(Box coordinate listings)
━━━

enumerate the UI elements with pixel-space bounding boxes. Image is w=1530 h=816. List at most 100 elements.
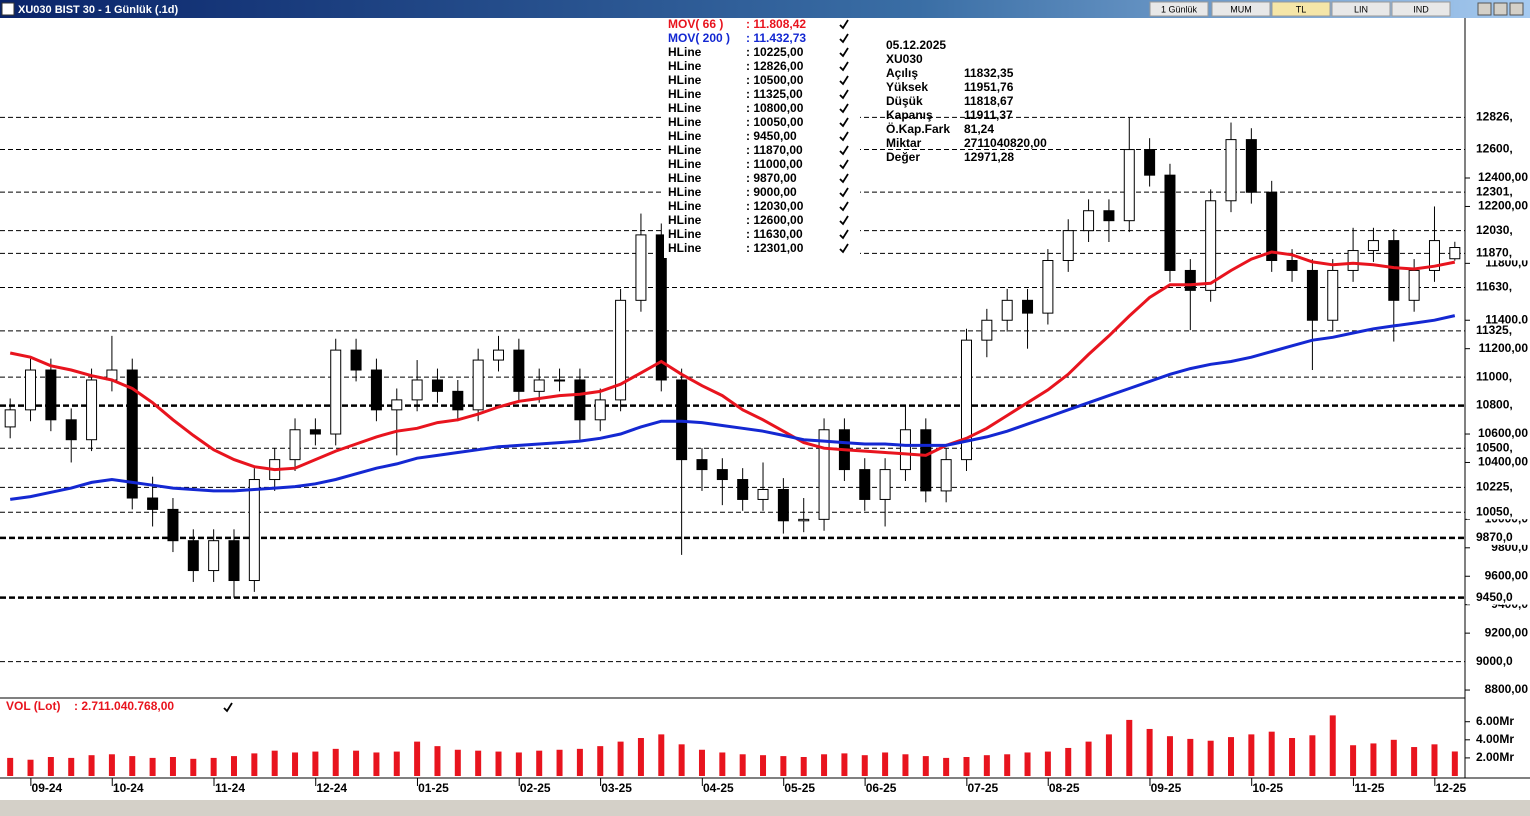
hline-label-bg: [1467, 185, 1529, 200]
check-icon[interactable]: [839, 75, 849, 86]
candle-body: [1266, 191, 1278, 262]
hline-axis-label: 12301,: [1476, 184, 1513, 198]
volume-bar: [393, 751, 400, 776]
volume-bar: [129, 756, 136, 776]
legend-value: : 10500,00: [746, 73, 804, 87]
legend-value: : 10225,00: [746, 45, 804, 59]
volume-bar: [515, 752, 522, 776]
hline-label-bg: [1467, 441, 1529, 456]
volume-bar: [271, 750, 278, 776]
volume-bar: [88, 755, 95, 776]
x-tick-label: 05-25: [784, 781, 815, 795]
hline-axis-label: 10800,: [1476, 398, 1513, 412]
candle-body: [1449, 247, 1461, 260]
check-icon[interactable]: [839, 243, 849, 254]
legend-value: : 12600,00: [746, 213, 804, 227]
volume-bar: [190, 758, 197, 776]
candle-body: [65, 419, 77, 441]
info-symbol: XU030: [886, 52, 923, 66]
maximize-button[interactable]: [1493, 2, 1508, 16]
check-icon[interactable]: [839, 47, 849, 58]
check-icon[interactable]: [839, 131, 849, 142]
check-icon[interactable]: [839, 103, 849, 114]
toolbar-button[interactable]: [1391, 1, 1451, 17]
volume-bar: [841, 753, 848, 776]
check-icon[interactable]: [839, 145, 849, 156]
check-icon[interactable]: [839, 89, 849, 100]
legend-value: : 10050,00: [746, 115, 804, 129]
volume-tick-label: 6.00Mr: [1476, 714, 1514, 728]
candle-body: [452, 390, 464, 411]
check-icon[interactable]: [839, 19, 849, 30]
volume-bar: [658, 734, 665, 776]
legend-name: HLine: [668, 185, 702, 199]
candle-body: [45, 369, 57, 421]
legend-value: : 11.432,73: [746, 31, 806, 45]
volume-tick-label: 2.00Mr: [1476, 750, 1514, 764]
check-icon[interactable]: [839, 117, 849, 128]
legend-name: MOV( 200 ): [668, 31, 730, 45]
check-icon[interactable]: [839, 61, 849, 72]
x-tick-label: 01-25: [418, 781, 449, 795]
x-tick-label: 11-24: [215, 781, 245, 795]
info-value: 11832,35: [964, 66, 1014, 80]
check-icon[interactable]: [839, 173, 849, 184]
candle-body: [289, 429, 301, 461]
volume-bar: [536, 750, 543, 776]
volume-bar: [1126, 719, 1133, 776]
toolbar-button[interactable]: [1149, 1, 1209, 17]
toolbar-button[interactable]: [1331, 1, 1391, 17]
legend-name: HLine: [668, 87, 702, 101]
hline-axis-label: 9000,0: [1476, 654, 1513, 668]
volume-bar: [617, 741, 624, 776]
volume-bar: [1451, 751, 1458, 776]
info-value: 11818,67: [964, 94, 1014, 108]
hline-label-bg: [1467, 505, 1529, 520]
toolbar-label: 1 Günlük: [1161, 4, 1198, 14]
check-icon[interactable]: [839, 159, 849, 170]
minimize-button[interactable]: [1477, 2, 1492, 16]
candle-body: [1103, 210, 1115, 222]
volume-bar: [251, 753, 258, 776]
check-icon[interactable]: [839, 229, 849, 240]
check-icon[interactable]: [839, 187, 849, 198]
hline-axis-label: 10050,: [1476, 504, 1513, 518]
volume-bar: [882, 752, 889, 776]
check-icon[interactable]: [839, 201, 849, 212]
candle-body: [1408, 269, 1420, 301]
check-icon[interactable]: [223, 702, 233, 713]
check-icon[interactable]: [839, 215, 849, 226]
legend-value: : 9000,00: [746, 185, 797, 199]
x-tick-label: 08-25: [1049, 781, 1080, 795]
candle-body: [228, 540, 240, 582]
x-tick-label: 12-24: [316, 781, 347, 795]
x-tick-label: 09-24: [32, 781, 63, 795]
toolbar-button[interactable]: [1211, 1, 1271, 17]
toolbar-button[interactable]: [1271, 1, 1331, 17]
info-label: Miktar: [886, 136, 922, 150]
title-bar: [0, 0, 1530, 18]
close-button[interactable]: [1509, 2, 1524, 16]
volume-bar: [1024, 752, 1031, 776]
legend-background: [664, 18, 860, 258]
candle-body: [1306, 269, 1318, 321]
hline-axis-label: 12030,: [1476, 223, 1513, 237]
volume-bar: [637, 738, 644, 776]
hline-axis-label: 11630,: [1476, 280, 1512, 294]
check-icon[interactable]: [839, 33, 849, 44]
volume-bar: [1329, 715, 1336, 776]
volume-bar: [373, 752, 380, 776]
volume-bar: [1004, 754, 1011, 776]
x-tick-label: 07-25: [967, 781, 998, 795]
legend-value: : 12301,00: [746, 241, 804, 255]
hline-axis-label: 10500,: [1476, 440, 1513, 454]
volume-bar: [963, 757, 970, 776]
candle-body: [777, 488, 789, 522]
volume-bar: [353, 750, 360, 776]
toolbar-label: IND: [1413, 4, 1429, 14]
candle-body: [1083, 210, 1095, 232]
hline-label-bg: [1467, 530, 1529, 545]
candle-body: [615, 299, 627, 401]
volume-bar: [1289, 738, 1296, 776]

━━━

The request – Update the lines of the records starting at the one that contains "hline-label-bg: [1467, 185, 1529, 200]" and stopping after the one that contains "hline-label-bg: [1467, 441, 1529, 456]", changing "volume-bar" to "volume-column" and keeping everything else the same. Return only those updated lines.

Result –
hline-label-bg: [1467, 185, 1529, 200]
check-icon[interactable]: [839, 75, 849, 86]
candle-body: [1266, 191, 1278, 262]
hline-axis-label: 12301,: [1476, 184, 1513, 198]
volume-column: [393, 751, 400, 776]
volume-column: [129, 756, 136, 776]
legend-value: : 10500,00: [746, 73, 804, 87]
legend-value: : 10225,00: [746, 45, 804, 59]
volume-column: [515, 752, 522, 776]
hline-label-bg: [1467, 441, 1529, 456]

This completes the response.